Data extracted from a collection
--------------------
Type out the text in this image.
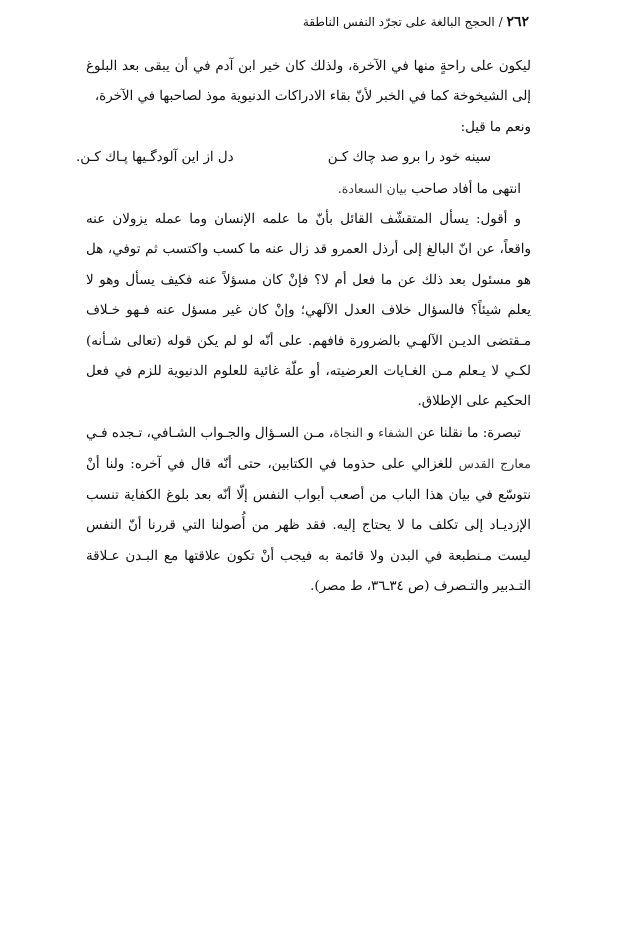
٢٦٢ / الحجج البالغة على تجرّد النفس الناطقة

ليكون على راحةٍ منها في الآخرة، ولذلك كان خير ابن آدم في أن يبقى بعد البلوغ إلى الشيخوخة كما في الخبر لأنّ بقاء الادراكات الدنيوية موذ لصاحبها في الآخرة،

ونعم ما قيل:

سينه خود را برو صد چاك كـن
دل از اين آلودگـيها پـاك كـن.

انتهى ما أفاد صاحب بيان السعادة.

و أقول: يسأل المتقشّف القائل بأنّ ما علمه الإنسان وما عمله يزولان عنه واقعاً، عن انّ البالغ إلى أرذل العمرو قد زال عنه ما كسب واكتسب ثم توفي، هل هو مسئول بعد ذلك عن ما فعل أم لا؟ فإنْ كان مسؤلاً عنه فكيف يسأل وهو لا يعلم شيئاً؟ فالسؤال خلاف العدل الآلهي؛ وإنْ كان غير مسؤل عنه فـهو خـلاف مـقتضى الديـن الآلهـي بالضرورة فافهم. على أنّه لو لم يكن قوله (تعالى شـأنه) لكـي لا يـعلم مـن الغـايات العرضيته، أو علّة غائية للعلوم الدنيوية للزم في فعل الحكيم على الإطلاق.

تبصرة: ما نقلنا عن الشفاء و النجاة، مـن السـؤال والجـواب الشـافي، تـجده فـي معارج القدس للغزالي على حذوما في الكتابين، حتى أنّه قال في آخره: ولنا أنْ نتوسّع في بيان هذا الباب من أصعب أبواب النفس إلّا أنّه بعد بلوغ الكفاية تنسب الإزديـاد إلى تكلف ما لا يحتاج إليه. فقد ظهر من أُصولنا التي قررنا أنّ النفس ليست مـنطبعة في البدن ولا قائمة به فيجب أنْ تكون علاقتها مع البـدن عـلاقة التـدبير والتـصرف (ص ٣٤ـ٣٦، ط مصر).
--------------------
» Instructions to follow
Every line holding "الدنيوية" should be copied out.

» Completed task
ليكون على راحةٍ منها في الآخرة، ولذلك كان خير ابن آدم في أن يبقى بعد البلوغ إلى الشيخوخة كما في الخبر لأنّ بقاء الادراكات الدنيوية موذ لصاحبها في الآخرة،
و أقول: يسأل المتقشّف القائل بأنّ ما علمه الإنسان وما عمله يزولان عنه واقعاً، عن انّ البالغ إلى أرذل العمرو قد زال عنه ما كسب واكتسب ثم توفي، هل هو مسئول بعد ذلك عن ما فعل أم لا؟ فإنْ كان مسؤلاً عنه فكيف يسأل وهو لا يعلم شيئاً؟ فالسؤال خلاف العدل الآلهي؛ وإنْ كان غير مسؤل عنه فـهو خـلاف مـقتضى الديـن الآلهـي بالضرورة فافهم. على أنّه لو لم يكن قوله (تعالى شـأنه) لكـي لا يـعلم مـن الغـايات العرضيته، أو علّة غائية للعلوم الدنيوية للزم في فعل الحكيم على الإطلاق.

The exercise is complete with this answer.